§ DATASET RECORDS
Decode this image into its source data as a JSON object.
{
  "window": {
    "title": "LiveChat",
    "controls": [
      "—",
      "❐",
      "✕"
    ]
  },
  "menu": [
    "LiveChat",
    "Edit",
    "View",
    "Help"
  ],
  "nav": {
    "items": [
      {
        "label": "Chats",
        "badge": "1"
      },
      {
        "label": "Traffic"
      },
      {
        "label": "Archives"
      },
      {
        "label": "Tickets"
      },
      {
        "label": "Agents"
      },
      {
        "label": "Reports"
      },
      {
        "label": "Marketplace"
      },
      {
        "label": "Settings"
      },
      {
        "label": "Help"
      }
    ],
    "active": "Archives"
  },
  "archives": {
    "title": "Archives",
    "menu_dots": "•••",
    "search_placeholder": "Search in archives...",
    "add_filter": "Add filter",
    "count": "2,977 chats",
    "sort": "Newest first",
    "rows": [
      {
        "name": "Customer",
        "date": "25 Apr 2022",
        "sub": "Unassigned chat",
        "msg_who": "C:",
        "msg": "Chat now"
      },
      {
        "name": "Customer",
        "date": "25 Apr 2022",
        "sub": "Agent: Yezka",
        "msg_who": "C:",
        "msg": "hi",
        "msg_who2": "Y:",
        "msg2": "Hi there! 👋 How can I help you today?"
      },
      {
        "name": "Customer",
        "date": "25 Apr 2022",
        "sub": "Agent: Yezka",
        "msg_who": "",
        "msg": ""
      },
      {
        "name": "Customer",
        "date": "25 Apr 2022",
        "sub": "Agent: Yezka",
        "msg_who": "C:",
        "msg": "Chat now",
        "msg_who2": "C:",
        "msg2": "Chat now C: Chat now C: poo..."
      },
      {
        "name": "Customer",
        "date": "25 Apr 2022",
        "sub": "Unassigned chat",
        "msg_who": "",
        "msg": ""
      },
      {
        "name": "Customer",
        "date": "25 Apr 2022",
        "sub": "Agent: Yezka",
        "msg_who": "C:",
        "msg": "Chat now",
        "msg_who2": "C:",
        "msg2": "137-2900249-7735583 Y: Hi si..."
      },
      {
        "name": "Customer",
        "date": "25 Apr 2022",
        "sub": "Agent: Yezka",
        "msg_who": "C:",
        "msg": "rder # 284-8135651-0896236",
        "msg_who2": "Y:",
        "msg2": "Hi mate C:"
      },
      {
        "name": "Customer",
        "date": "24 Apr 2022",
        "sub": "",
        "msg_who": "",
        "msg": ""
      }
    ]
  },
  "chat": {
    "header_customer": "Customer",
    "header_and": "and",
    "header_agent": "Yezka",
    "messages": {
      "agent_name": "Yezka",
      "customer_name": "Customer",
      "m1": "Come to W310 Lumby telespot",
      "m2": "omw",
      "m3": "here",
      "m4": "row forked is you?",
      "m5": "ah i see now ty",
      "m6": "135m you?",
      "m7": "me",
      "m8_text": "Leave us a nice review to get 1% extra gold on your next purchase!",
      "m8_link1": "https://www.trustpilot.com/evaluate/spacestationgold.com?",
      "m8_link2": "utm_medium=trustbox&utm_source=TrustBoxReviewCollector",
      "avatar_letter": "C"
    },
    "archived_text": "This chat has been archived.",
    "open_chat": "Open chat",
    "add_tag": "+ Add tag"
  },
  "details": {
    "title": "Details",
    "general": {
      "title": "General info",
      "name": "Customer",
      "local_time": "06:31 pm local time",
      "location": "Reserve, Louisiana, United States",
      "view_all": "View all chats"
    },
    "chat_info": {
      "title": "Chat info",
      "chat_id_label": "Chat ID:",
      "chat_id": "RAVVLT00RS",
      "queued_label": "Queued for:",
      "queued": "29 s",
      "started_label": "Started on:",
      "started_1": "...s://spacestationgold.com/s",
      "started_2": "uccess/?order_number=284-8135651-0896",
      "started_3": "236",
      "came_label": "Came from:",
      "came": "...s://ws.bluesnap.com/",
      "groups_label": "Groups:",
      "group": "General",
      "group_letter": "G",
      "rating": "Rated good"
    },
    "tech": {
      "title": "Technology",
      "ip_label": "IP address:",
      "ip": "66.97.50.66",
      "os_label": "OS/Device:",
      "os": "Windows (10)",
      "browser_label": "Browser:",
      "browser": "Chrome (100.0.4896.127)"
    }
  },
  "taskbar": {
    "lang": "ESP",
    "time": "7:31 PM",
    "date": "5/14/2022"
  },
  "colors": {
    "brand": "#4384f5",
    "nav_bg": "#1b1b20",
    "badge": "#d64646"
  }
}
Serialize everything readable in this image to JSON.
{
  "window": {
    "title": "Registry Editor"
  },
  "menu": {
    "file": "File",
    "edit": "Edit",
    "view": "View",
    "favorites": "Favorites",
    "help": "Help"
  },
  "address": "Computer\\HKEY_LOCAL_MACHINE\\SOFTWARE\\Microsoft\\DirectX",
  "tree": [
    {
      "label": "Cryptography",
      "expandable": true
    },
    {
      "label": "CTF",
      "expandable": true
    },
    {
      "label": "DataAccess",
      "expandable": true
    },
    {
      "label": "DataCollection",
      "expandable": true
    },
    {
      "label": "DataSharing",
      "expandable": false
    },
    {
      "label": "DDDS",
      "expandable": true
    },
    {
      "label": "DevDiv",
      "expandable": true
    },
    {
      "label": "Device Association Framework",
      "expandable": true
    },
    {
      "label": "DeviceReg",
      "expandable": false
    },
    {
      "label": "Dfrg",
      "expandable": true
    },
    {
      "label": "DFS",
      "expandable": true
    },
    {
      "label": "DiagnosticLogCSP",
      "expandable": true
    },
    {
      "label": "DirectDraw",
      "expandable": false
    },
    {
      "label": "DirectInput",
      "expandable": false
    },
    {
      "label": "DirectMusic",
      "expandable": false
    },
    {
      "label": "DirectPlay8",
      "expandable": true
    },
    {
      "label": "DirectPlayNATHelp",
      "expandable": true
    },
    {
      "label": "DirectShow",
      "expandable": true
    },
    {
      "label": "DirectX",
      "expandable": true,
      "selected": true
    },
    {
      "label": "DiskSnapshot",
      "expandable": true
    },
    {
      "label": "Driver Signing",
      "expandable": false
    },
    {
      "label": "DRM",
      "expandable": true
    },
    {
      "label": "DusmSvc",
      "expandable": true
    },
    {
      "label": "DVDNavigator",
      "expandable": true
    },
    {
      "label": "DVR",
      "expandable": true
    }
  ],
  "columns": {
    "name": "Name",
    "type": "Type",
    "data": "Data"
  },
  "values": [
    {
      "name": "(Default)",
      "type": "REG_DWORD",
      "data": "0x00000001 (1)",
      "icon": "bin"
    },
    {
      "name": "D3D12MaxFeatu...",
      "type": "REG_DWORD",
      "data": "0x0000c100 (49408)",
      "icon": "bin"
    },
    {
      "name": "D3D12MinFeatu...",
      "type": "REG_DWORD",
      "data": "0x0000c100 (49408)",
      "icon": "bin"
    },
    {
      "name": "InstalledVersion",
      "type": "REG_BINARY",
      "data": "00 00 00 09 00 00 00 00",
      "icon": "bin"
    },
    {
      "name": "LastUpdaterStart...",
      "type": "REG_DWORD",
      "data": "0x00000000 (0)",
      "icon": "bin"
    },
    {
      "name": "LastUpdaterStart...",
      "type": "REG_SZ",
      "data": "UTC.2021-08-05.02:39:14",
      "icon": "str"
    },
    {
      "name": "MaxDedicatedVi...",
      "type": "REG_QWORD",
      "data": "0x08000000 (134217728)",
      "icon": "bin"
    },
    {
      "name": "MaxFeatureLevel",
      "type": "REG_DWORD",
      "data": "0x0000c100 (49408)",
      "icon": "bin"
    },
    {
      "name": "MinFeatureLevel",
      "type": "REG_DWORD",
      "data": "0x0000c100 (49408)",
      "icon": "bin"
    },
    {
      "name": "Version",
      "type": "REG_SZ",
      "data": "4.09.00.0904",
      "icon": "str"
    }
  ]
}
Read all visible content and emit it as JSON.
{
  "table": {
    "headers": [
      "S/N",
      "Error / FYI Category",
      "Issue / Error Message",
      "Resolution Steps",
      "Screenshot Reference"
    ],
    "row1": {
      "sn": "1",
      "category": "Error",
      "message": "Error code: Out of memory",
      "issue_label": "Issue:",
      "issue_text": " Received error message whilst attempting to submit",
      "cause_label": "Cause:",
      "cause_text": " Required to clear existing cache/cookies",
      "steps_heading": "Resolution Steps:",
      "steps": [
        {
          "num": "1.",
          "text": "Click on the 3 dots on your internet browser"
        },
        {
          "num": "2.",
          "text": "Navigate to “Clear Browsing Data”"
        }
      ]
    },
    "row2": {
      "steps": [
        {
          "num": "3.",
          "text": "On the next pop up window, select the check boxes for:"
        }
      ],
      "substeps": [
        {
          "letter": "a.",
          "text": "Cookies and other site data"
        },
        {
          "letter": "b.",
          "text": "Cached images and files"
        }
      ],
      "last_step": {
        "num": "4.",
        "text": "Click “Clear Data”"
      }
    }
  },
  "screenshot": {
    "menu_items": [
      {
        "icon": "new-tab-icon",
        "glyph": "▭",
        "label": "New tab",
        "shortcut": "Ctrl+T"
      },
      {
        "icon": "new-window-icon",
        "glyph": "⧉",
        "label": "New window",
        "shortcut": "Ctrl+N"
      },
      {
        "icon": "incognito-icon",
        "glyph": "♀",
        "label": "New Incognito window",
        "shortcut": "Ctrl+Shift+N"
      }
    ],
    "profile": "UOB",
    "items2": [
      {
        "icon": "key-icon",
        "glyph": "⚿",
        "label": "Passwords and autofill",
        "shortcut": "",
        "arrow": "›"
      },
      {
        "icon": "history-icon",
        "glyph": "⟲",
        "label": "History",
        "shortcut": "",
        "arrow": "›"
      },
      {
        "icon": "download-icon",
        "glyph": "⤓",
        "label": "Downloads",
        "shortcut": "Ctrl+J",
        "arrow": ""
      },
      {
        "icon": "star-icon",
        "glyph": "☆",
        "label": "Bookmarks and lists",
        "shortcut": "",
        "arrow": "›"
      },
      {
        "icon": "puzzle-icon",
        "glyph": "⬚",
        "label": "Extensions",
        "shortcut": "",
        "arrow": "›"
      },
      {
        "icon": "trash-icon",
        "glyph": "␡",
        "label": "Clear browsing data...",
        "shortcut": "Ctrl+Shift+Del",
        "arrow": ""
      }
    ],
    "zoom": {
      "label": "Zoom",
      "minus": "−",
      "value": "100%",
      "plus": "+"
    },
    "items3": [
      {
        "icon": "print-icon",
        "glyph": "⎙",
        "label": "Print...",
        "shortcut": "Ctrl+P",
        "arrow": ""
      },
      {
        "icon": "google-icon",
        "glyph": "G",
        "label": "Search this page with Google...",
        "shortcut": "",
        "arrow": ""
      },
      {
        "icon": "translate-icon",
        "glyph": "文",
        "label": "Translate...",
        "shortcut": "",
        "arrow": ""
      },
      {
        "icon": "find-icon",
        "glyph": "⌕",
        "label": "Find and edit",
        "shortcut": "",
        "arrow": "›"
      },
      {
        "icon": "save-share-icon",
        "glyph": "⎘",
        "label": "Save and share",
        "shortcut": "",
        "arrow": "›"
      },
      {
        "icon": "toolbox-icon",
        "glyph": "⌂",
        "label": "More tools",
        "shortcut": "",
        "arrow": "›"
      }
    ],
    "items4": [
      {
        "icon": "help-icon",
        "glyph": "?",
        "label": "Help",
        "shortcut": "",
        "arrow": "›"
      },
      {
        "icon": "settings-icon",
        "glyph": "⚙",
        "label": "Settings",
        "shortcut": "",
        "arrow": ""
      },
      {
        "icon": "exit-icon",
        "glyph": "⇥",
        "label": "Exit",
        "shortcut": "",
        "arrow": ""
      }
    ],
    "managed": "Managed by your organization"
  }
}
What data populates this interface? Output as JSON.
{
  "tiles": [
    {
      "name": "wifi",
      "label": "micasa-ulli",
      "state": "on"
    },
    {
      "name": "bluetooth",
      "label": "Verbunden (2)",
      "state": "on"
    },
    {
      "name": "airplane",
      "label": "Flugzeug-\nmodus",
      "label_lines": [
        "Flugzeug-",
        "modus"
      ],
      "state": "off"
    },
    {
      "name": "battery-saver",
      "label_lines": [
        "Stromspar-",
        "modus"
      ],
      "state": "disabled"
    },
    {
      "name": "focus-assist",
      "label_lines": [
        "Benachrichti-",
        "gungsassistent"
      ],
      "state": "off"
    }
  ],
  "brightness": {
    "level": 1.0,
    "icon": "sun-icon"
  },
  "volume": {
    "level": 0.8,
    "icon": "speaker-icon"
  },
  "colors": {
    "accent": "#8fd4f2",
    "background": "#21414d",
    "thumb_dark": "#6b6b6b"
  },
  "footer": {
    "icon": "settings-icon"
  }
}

§ GIVEN EXERCISE
Locate the line that contains "What data populates". Repeat it and every line after it, up to and including the final line, exactly.

§ OUTPUT FOR THIS TASK
What data populates this interface? Output as JSON.
{
  "tiles": [
    {
      "name": "wifi",
      "label": "micasa-ulli",
      "state": "on"
    },
    {
      "name": "bluetooth",
      "label": "Verbunden (2)",
      "state": "on"
    },
    {
      "name": "airplane",
      "label": "Flugzeug-\nmodus",
      "label_lines": [
        "Flugzeug-",
        "modus"
      ],
      "state": "off"
    },
    {
      "name": "battery-saver",
      "label_lines": [
        "Stromspar-",
        "modus"
      ],
      "state": "disabled"
    },
    {
      "name": "focus-assist",
      "label_lines": [
        "Benachrichti-",
        "gungsassistent"
      ],
      "state": "off"
    }
  ],
  "brightness": {
    "level": 1.0,
    "icon": "sun-icon"
  },
  "volume": {
    "level": 0.8,
    "icon": "speaker-icon"
  },
  "colors": {
    "accent": "#8fd4f2",
    "background": "#21414d",
    "thumb_dark": "#6b6b6b"
  },
  "footer": {
    "icon": "settings-icon"
  }
}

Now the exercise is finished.